# Goal
Look through the data below and count each line where the word "Дотации" appears. Reply with the count alone.

Entries taken from a collection
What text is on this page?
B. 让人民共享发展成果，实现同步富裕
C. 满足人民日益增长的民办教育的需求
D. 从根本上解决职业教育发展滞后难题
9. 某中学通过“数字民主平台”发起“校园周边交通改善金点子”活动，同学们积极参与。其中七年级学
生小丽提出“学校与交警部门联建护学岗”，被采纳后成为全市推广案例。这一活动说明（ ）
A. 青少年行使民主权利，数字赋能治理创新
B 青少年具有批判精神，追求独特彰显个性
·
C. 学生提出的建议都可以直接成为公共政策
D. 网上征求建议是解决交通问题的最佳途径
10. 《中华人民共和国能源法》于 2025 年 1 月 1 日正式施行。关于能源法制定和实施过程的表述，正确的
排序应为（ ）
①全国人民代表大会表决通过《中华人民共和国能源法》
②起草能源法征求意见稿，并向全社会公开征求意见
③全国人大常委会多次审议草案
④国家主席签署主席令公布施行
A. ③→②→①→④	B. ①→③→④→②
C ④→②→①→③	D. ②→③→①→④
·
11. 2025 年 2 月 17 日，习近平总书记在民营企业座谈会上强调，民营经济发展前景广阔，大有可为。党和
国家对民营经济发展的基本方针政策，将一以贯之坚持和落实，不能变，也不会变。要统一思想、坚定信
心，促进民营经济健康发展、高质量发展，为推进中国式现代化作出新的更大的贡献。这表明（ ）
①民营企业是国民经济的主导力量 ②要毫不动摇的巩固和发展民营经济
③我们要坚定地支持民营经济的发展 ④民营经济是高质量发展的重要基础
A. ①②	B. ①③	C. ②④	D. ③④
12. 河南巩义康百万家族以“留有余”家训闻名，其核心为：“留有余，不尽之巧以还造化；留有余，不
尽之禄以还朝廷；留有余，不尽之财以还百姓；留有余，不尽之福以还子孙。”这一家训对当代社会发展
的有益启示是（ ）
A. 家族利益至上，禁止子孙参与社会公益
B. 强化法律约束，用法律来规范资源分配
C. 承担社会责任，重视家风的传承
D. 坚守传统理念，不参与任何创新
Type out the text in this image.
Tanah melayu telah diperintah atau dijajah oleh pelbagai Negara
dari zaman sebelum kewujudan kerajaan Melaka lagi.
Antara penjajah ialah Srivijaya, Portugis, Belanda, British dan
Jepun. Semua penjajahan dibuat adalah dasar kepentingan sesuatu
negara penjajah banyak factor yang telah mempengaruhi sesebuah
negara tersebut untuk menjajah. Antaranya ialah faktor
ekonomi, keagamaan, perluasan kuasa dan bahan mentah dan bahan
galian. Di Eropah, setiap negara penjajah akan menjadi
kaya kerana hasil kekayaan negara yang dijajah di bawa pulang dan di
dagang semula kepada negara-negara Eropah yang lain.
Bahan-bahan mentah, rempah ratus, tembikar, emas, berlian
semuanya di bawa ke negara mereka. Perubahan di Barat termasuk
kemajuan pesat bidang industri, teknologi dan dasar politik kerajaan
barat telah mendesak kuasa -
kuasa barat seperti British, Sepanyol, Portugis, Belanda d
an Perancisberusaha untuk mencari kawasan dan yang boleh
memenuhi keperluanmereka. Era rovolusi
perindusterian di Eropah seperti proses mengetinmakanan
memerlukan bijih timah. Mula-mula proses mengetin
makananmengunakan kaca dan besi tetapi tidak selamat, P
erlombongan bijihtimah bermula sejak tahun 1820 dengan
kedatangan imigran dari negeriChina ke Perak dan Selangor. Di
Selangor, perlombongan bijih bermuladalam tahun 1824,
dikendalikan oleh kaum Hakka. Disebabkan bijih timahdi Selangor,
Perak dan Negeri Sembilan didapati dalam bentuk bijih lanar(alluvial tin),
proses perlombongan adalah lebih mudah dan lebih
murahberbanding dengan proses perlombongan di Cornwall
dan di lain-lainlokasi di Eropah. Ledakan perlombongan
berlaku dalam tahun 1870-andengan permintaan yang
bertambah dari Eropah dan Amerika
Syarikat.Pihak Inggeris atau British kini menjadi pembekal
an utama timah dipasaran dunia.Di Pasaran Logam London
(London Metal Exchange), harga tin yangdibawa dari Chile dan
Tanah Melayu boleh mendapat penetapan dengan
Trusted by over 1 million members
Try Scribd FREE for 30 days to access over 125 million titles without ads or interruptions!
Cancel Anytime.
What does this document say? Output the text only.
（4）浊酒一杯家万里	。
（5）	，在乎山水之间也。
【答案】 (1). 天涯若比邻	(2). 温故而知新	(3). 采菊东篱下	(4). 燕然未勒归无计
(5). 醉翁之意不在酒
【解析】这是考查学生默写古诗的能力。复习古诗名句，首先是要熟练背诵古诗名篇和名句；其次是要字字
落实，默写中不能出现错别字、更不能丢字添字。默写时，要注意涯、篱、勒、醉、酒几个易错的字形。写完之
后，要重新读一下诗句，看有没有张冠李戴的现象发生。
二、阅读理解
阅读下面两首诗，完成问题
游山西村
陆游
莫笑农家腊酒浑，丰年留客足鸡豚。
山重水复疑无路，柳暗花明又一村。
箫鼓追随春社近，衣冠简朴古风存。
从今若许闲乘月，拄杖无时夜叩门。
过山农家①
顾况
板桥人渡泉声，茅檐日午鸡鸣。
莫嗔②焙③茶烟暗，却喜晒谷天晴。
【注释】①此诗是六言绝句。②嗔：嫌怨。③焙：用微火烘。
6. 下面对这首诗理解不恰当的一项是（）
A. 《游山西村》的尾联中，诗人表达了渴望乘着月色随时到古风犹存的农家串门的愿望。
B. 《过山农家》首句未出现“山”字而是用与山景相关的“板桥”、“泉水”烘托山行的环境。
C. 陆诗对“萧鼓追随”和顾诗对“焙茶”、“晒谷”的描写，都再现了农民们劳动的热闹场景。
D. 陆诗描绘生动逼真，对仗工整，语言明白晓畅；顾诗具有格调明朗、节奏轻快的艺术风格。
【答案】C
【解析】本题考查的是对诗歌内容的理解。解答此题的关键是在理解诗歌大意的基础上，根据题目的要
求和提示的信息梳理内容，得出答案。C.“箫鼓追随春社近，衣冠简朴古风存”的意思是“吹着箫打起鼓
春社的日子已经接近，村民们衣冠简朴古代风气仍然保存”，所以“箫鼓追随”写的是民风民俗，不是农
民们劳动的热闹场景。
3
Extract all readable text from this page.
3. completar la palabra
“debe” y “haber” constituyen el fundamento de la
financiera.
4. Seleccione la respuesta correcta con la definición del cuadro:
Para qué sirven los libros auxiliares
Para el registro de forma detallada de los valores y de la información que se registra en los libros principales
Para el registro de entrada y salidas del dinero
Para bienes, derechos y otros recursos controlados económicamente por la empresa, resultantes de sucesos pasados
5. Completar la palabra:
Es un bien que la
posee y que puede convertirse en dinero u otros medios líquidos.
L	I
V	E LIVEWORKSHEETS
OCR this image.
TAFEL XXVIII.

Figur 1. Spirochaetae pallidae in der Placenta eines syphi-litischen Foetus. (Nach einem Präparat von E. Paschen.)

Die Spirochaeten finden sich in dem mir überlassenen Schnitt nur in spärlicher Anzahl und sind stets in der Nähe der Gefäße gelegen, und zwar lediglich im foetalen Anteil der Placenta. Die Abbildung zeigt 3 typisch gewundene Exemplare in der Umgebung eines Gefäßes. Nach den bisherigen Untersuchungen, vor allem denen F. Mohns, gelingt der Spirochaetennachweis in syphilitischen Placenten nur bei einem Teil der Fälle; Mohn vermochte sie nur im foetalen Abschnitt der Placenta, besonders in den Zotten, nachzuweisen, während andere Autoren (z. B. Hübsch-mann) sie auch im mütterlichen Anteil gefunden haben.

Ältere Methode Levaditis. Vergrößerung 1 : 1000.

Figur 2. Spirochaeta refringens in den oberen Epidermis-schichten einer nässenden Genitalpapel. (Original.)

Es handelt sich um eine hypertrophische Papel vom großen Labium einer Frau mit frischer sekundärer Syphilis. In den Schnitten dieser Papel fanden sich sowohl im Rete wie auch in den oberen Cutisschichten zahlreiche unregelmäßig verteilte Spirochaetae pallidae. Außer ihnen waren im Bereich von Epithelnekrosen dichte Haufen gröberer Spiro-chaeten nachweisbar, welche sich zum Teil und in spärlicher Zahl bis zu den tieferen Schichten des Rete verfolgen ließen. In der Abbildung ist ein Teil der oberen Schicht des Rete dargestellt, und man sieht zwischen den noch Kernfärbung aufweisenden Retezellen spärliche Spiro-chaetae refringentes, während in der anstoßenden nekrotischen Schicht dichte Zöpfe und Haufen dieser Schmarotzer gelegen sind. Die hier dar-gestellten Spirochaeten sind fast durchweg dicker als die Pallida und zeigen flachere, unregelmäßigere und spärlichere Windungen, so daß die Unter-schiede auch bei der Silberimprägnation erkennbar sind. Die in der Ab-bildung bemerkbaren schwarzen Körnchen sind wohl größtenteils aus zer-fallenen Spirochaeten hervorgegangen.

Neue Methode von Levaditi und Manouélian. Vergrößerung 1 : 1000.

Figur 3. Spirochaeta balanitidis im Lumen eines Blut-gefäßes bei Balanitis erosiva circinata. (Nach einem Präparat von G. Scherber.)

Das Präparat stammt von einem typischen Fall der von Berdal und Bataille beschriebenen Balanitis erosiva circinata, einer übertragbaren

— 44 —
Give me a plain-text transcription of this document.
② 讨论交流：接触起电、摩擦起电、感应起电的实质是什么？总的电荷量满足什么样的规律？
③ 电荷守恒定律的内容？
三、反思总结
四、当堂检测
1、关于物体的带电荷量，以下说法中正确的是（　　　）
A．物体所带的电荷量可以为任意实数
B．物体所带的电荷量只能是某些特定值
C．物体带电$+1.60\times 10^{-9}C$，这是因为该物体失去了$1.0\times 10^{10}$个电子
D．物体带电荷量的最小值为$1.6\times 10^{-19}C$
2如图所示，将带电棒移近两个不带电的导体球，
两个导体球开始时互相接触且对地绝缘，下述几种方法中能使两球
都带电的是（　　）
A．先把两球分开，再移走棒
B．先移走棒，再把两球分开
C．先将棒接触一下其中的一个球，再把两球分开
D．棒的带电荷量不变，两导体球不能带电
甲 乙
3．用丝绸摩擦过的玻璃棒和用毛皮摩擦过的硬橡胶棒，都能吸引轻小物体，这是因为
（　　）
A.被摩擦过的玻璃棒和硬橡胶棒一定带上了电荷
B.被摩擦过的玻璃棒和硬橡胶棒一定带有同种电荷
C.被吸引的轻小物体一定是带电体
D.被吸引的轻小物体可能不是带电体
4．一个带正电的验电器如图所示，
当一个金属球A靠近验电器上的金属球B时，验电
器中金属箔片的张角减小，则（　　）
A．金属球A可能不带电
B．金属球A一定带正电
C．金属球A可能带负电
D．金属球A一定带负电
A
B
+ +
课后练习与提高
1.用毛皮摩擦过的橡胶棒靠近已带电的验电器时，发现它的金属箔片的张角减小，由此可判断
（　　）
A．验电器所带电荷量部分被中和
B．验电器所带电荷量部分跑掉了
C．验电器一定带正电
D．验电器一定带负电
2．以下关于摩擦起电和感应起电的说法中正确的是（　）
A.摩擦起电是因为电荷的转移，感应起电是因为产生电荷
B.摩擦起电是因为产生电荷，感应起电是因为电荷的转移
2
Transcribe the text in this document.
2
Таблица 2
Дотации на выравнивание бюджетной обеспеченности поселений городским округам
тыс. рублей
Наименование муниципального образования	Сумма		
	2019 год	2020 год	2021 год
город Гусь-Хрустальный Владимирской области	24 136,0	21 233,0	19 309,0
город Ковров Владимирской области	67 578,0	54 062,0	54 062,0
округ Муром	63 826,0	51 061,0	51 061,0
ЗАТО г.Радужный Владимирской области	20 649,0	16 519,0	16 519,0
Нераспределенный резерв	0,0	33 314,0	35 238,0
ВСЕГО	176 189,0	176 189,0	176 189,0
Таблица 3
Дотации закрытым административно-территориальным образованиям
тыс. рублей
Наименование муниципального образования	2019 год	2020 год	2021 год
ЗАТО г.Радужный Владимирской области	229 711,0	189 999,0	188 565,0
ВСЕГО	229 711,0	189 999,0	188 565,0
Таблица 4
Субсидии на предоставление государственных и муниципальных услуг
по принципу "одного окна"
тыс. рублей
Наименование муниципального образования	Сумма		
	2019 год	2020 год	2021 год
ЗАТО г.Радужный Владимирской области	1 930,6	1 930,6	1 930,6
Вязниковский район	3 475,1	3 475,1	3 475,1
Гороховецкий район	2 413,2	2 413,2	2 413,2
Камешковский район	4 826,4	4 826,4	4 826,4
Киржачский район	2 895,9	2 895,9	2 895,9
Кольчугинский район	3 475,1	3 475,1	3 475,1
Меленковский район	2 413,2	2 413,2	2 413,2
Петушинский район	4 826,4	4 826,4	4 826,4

# Output of the task
2